### Data entries
########################################

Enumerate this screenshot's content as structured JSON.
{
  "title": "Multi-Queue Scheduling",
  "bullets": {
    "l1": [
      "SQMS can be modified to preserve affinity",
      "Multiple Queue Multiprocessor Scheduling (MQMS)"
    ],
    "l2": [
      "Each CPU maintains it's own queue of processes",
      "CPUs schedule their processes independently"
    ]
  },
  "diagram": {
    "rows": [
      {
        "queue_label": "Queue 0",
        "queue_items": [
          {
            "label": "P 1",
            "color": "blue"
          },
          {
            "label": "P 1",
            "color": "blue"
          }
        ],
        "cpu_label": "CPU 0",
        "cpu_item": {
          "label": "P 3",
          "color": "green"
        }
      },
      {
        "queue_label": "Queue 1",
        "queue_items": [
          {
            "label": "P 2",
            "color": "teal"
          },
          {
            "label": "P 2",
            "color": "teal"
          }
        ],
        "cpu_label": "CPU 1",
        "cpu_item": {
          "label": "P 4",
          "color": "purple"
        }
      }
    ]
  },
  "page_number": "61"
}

########################################

### Given problem
Reproduce all of the records exactly.

### Worked answer
Enumerate this screenshot's content as structured JSON.
{
  "title": "Multi-Queue Scheduling",
  "bullets": {
    "l1": [
      "SQMS can be modified to preserve affinity",
      "Multiple Queue Multiprocessor Scheduling (MQMS)"
    ],
    "l2": [
      "Each CPU maintains it's own queue of processes",
      "CPUs schedule their processes independently"
    ]
  },
  "diagram": {
    "rows": [
      {
        "queue_label": "Queue 0",
        "queue_items": [
          {
            "label": "P 1",
            "color": "blue"
          },
          {
            "label": "P 1",
            "color": "blue"
          }
        ],
        "cpu_label": "CPU 0",
        "cpu_item": {
          "label": "P 3",
          "color": "green"
        }
      },
      {
        "queue_label": "Queue 1",
        "queue_items": [
          {
            "label": "P 2",
            "color": "teal"
          },
          {
            "label": "P 2",
            "color": "teal"
          }
        ],
        "cpu_label": "CPU 1",
        "cpu_item": {
          "label": "P 4",
          "color": "purple"
        }
      }
    ]
  },
  "page_number": "61"
}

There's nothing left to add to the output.